Dataset rows about figures:

○ ○ ○

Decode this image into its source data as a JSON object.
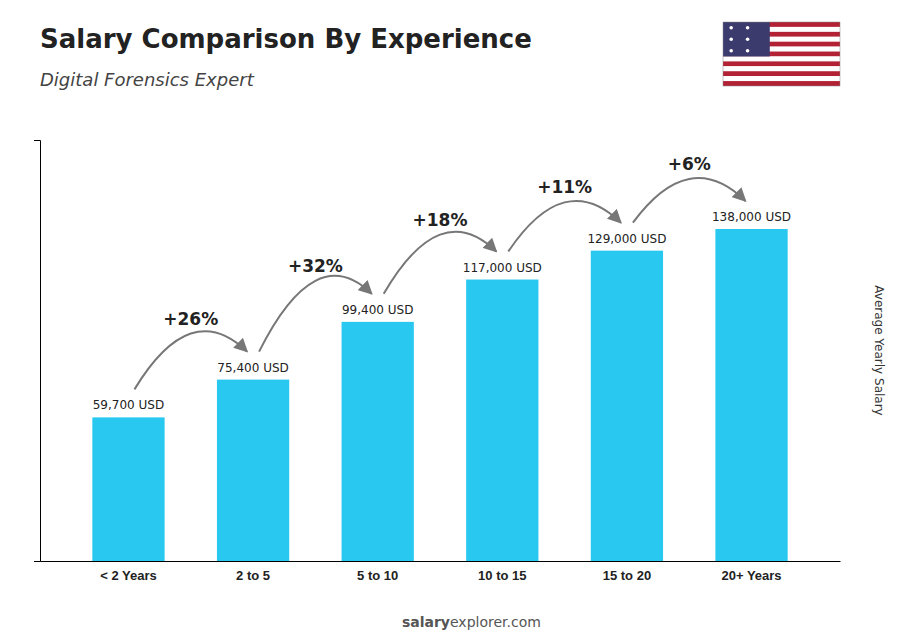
{
  "chart_data": {
    "type": "bar",
    "title": "Salary Comparison By Experience",
    "subtitle": "Digital Forensics Expert",
    "y_label": "Average Yearly Salary",
    "categories": [
      "< 2 Years",
      "2 to 5",
      "5 to 10",
      "10 to 15",
      "15 to 20",
      "20+ Years"
    ],
    "values": [
      59700,
      75400,
      99400,
      117000,
      129000,
      138000
    ],
    "value_labels": [
      "59,700 USD",
      "75,400 USD",
      "99,400 USD",
      "117,000 USD",
      "129,000 USD",
      "138,000 USD"
    ],
    "data_labels": true,
    "annotations": [
      "+26%",
      "+32%",
      "+18%",
      "+11%",
      "+6%"
    ],
    "watermark": [
      "salary",
      "explorer.com"
    ],
    "color": "#29c8f0",
    "ylim": [
      0,
      175000
    ],
    "yticks": [],
    "tick_labels": "x",
    "grid": false
  }
}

○ ○ ○

[WHAT THE TASK ASKS]
Repeat the records in full, exactly as they appear, without the pictures.

[THE COMPLETED TASK]
Decode this image into its source data as a JSON object.
{
  "chart_data": {
    "type": "bar",
    "title": "Salary Comparison By Experience",
    "subtitle": "Digital Forensics Expert",
    "y_label": "Average Yearly Salary",
    "categories": [
      "< 2 Years",
      "2 to 5",
      "5 to 10",
      "10 to 15",
      "15 to 20",
      "20+ Years"
    ],
    "values": [
      59700,
      75400,
      99400,
      117000,
      129000,
      138000
    ],
    "value_labels": [
      "59,700 USD",
      "75,400 USD",
      "99,400 USD",
      "117,000 USD",
      "129,000 USD",
      "138,000 USD"
    ],
    "data_labels": true,
    "annotations": [
      "+26%",
      "+32%",
      "+18%",
      "+11%",
      "+6%"
    ],
    "watermark": [
      "salary",
      "explorer.com"
    ],
    "color": "#29c8f0",
    "ylim": [
      0,
      175000
    ],
    "yticks": [],
    "tick_labels": "x",
    "grid": false
  }
}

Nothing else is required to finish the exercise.